### GIVEN REQUEST
Write out all of the records precisely. Skip anything that is a picture.

### MATERIAL PROVIDED
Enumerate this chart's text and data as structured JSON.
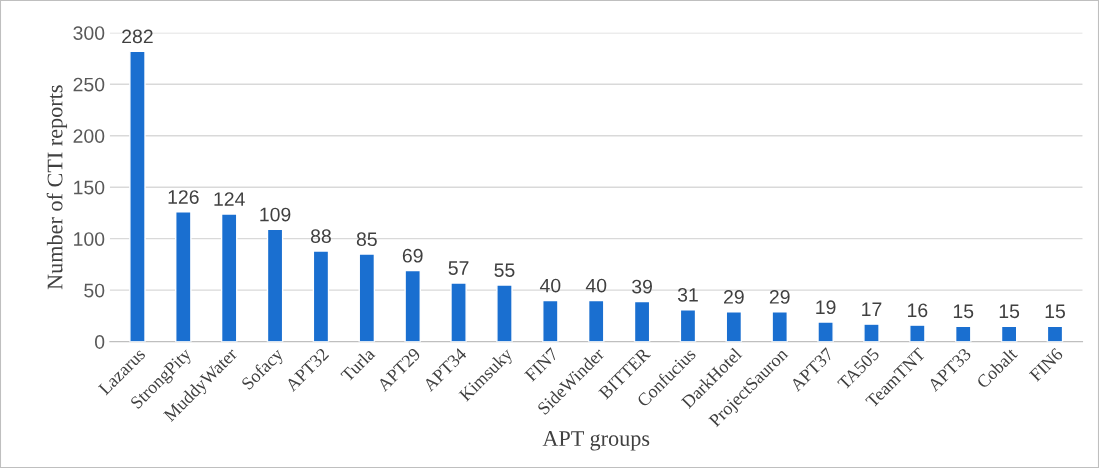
{
  "chart_data": {
    "type": "bar",
    "categories": [
      "Lazarus",
      "StrongPity",
      "MuddyWater",
      "Sofacy",
      "APT32",
      "Turla",
      "APT29",
      "APT34",
      "Kimsuky",
      "FIN7",
      "SideWinder",
      "BITTER",
      "Confucius",
      "DarkHotel",
      "ProjectSauron",
      "APT37",
      "TA505",
      "TeamTNT",
      "APT33",
      "Cobalt",
      "FIN6"
    ],
    "values": [
      282,
      126,
      124,
      109,
      88,
      85,
      69,
      57,
      55,
      40,
      40,
      39,
      31,
      29,
      29,
      19,
      17,
      16,
      15,
      15,
      15
    ],
    "color": "#1a6fd0",
    "xlabel": "APT groups",
    "ylabel": "Number of CTI reports",
    "ylim": [
      0,
      300
    ],
    "yticks": [
      0,
      50,
      100,
      150,
      200,
      250,
      300
    ],
    "grid": "y",
    "data_labels": true
  }
}
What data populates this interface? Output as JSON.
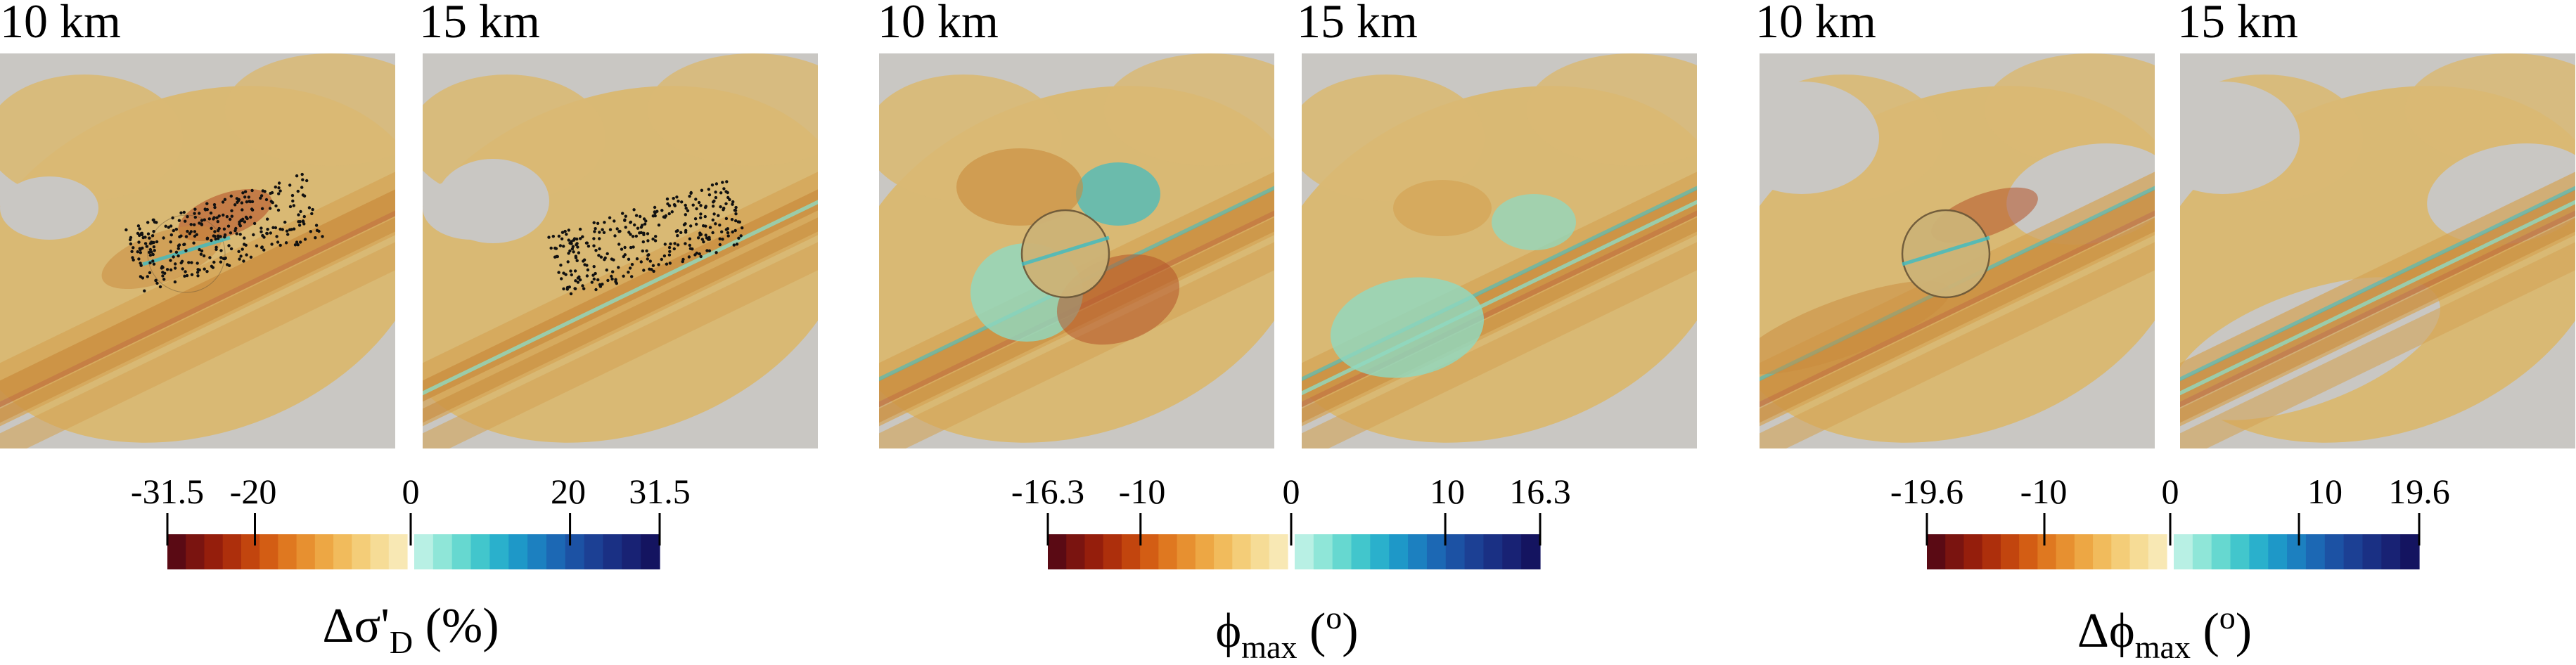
{
  "groups": [
    {
      "id": "stress-drop",
      "panels": [
        {
          "label": "10 km",
          "features": [
            "cavity-ghost",
            "seismicity"
          ]
        },
        {
          "label": "15 km",
          "features": [
            "seismicity"
          ]
        }
      ],
      "colorbar": {
        "tick_labels": [
          "-31.5",
          "-20",
          "0",
          "20",
          "31.5"
        ],
        "tick_values": [
          -31.5,
          -20,
          0,
          20,
          31.5
        ],
        "range": [
          -31.5,
          31.5
        ]
      },
      "quantity": {
        "symbol": "Δσ'",
        "sub": "D",
        "sup": "",
        "unit": "(%)"
      }
    },
    {
      "id": "phi-max",
      "panels": [
        {
          "label": "10 km",
          "features": [
            "cavity"
          ]
        },
        {
          "label": "15 km",
          "features": []
        }
      ],
      "colorbar": {
        "tick_labels": [
          "-16.3",
          "-10",
          "0",
          "10",
          "16.3"
        ],
        "tick_values": [
          -16.3,
          -10,
          0,
          10,
          16.3
        ],
        "range": [
          -16.3,
          16.3
        ]
      },
      "quantity": {
        "symbol": "ϕ",
        "sub": "max",
        "sup": "o",
        "unit_open": "(",
        "unit_close": ")"
      }
    },
    {
      "id": "delta-phi-max",
      "panels": [
        {
          "label": "10 km",
          "features": [
            "cavity"
          ]
        },
        {
          "label": "15 km",
          "features": []
        }
      ],
      "colorbar": {
        "tick_labels": [
          "-19.6",
          "-10",
          "0",
          "10",
          "19.6"
        ],
        "tick_values": [
          -19.6,
          -10,
          0,
          10,
          19.6
        ],
        "range": [
          -19.6,
          19.6
        ]
      },
      "quantity": {
        "symbol": "Δϕ",
        "sub": "max",
        "sup": "o",
        "unit_open": "(",
        "unit_close": ")"
      }
    }
  ],
  "colormap": {
    "negative": [
      "#5a0a14",
      "#7a1410",
      "#951e0c",
      "#ad2f0c",
      "#c2450e",
      "#d35d14",
      "#df7820",
      "#e79030",
      "#eda744",
      "#f1bb5c",
      "#f4cd78",
      "#f6dc96",
      "#f8e8b4"
    ],
    "positive": [
      "#b8f0e4",
      "#8fe6d8",
      "#66d8d0",
      "#42c6cc",
      "#2ab0cc",
      "#1e98c8",
      "#1c80c0",
      "#1c68b4",
      "#1c52a4",
      "#1c4094",
      "#1a3084",
      "#182274",
      "#141460"
    ],
    "background_gray": "#c9c7c3",
    "ochre": "#d9b974"
  }
}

### RESULT OF THE EXERCISE
Enumerate this chart's text and data as structured JSON.
{
  "chart_data": {
    "type": "bar",
    "categories": [
      "Lazarus",
      "StrongPity",
      "MuddyWater",
      "Sofacy",
      "APT32",
      "Turla",
      "APT29",
      "APT34",
      "Kimsuky",
      "FIN7",
      "SideWinder",
      "BITTER",
      "Confucius",
      "DarkHotel",
      "ProjectSauron",
      "APT37",
      "TA505",
      "TeamTNT",
      "APT33",
      "Cobalt",
      "FIN6"
    ],
    "values": [
      282,
      126,
      124,
      109,
      88,
      85,
      69,
      57,
      55,
      40,
      40,
      39,
      31,
      29,
      29,
      19,
      17,
      16,
      15,
      15,
      15
    ],
    "color": "#1a6fd0",
    "xlabel": "APT groups",
    "ylabel": "Number of CTI reports",
    "ylim": [
      0,
      300
    ],
    "yticks": [
      0,
      50,
      100,
      150,
      200,
      250,
      300
    ],
    "grid": "y",
    "data_labels": true
  }
}
What data populates this interface? Output as JSON.
{
  "groups": [
    {
      "id": "stress-drop",
      "panels": [
        {
          "label": "10 km",
          "features": [
            "cavity-ghost",
            "seismicity"
          ]
        },
        {
          "label": "15 km",
          "features": [
            "seismicity"
          ]
        }
      ],
      "colorbar": {
        "tick_labels": [
          "-31.5",
          "-20",
          "0",
          "20",
          "31.5"
        ],
        "tick_values": [
          -31.5,
          -20,
          0,
          20,
          31.5
        ],
        "range": [
          -31.5,
          31.5
        ]
      },
      "quantity": {
        "symbol": "Δσ'",
        "sub": "D",
        "sup": "",
        "unit": "(%)"
      }
    },
    {
      "id": "phi-max",
      "panels": [
        {
          "label": "10 km",
          "features": [
            "cavity"
          ]
        },
        {
          "label": "15 km",
          "features": []
        }
      ],
      "colorbar": {
        "tick_labels": [
          "-16.3",
          "-10",
          "0",
          "10",
          "16.3"
        ],
        "tick_values": [
          -16.3,
          -10,
          0,
          10,
          16.3
        ],
        "range": [
          -16.3,
          16.3
        ]
      },
      "quantity": {
        "symbol": "ϕ",
        "sub": "max",
        "sup": "o",
        "unit_open": "(",
        "unit_close": ")"
      }
    },
    {
      "id": "delta-phi-max",
      "panels": [
        {
          "label": "10 km",
          "features": [
            "cavity"
          ]
        },
        {
          "label": "15 km",
          "features": []
        }
      ],
      "colorbar": {
        "tick_labels": [
          "-19.6",
          "-10",
          "0",
          "10",
          "19.6"
        ],
        "tick_values": [
          -19.6,
          -10,
          0,
          10,
          19.6
        ],
        "range": [
          -19.6,
          19.6
        ]
      },
      "quantity": {
        "symbol": "Δϕ",
        "sub": "max",
        "sup": "o",
        "unit_open": "(",
        "unit_close": ")"
      }
    }
  ],
  "colormap": {
    "negative": [
      "#5a0a14",
      "#7a1410",
      "#951e0c",
      "#ad2f0c",
      "#c2450e",
      "#d35d14",
      "#df7820",
      "#e79030",
      "#eda744",
      "#f1bb5c",
      "#f4cd78",
      "#f6dc96",
      "#f8e8b4"
    ],
    "positive": [
      "#b8f0e4",
      "#8fe6d8",
      "#66d8d0",
      "#42c6cc",
      "#2ab0cc",
      "#1e98c8",
      "#1c80c0",
      "#1c68b4",
      "#1c52a4",
      "#1c4094",
      "#1a3084",
      "#182274",
      "#141460"
    ],
    "background_gray": "#c9c7c3",
    "ochre": "#d9b974"
  }
}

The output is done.